══ RAW RECORDS ══

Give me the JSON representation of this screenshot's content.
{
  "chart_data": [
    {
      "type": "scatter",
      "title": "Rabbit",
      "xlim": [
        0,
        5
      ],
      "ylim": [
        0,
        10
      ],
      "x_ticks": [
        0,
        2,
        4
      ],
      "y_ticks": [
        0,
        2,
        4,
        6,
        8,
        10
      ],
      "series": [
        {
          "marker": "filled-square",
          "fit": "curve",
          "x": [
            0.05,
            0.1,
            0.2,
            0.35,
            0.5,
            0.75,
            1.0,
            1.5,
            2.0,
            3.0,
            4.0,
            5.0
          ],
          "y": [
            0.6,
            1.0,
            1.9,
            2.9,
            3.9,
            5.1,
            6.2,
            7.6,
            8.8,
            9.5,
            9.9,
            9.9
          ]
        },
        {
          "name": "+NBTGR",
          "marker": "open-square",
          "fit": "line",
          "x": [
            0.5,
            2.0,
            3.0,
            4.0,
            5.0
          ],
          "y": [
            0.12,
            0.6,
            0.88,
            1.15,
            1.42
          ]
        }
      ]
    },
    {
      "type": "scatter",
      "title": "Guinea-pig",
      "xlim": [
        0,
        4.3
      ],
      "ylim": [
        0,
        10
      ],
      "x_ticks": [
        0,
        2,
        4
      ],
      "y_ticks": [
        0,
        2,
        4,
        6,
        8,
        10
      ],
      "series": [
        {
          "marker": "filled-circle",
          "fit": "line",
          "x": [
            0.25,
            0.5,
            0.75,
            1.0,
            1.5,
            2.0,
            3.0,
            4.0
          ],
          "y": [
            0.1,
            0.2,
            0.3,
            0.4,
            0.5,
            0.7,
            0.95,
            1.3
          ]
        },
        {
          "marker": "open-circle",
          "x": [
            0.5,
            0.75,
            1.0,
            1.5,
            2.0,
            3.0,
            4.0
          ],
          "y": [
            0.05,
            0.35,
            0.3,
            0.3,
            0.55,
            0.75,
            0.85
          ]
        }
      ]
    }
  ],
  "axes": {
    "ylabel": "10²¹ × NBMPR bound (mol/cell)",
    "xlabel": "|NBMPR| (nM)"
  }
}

═══

**WHAT IS NEEDED:** Repeat the material in full, exactly as it stands.

**FULL ANSWER:**
Give me the JSON representation of this screenshot's content.
{
  "chart_data": [
    {
      "type": "scatter",
      "title": "Rabbit",
      "xlim": [
        0,
        5
      ],
      "ylim": [
        0,
        10
      ],
      "x_ticks": [
        0,
        2,
        4
      ],
      "y_ticks": [
        0,
        2,
        4,
        6,
        8,
        10
      ],
      "series": [
        {
          "marker": "filled-square",
          "fit": "curve",
          "x": [
            0.05,
            0.1,
            0.2,
            0.35,
            0.5,
            0.75,
            1.0,
            1.5,
            2.0,
            3.0,
            4.0,
            5.0
          ],
          "y": [
            0.6,
            1.0,
            1.9,
            2.9,
            3.9,
            5.1,
            6.2,
            7.6,
            8.8,
            9.5,
            9.9,
            9.9
          ]
        },
        {
          "name": "+NBTGR",
          "marker": "open-square",
          "fit": "line",
          "x": [
            0.5,
            2.0,
            3.0,
            4.0,
            5.0
          ],
          "y": [
            0.12,
            0.6,
            0.88,
            1.15,
            1.42
          ]
        }
      ]
    },
    {
      "type": "scatter",
      "title": "Guinea-pig",
      "xlim": [
        0,
        4.3
      ],
      "ylim": [
        0,
        10
      ],
      "x_ticks": [
        0,
        2,
        4
      ],
      "y_ticks": [
        0,
        2,
        4,
        6,
        8,
        10
      ],
      "series": [
        {
          "marker": "filled-circle",
          "fit": "line",
          "x": [
            0.25,
            0.5,
            0.75,
            1.0,
            1.5,
            2.0,
            3.0,
            4.0
          ],
          "y": [
            0.1,
            0.2,
            0.3,
            0.4,
            0.5,
            0.7,
            0.95,
            1.3
          ]
        },
        {
          "marker": "open-circle",
          "x": [
            0.5,
            0.75,
            1.0,
            1.5,
            2.0,
            3.0,
            4.0
          ],
          "y": [
            0.05,
            0.35,
            0.3,
            0.3,
            0.55,
            0.75,
            0.85
          ]
        }
      ]
    }
  ],
  "axes": {
    "ylabel": "10²¹ × NBMPR bound (mol/cell)",
    "xlabel": "|NBMPR| (nM)"
  }
}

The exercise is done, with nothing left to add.